▶ _PROBLEM DETAILS_:
Go through the data below and copy each line that includes "selection".

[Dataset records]
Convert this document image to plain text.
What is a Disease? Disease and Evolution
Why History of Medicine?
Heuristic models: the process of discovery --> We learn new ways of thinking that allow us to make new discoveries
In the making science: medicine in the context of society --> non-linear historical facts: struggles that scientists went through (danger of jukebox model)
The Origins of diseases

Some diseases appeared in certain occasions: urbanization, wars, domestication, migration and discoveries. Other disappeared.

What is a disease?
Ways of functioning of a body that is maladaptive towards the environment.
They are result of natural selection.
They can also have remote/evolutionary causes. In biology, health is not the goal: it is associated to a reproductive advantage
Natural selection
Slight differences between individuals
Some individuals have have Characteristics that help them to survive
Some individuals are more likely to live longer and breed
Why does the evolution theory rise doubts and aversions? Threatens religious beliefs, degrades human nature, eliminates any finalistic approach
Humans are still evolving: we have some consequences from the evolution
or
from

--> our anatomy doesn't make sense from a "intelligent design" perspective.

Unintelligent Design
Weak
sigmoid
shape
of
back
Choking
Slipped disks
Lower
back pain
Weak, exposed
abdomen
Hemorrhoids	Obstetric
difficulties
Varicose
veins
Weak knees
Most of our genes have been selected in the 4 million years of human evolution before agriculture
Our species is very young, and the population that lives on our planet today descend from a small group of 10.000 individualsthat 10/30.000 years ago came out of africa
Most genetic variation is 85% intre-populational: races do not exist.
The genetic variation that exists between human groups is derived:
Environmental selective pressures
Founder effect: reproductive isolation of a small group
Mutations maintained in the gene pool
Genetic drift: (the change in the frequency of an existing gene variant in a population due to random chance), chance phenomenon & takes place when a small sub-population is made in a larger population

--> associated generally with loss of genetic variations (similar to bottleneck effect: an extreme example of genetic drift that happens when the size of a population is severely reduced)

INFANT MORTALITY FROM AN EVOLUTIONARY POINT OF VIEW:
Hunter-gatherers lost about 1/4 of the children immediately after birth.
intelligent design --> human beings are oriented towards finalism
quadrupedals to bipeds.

▶ _RESULT FOR THIS EXERCISE_:
They are result of natural selection.
Natural selection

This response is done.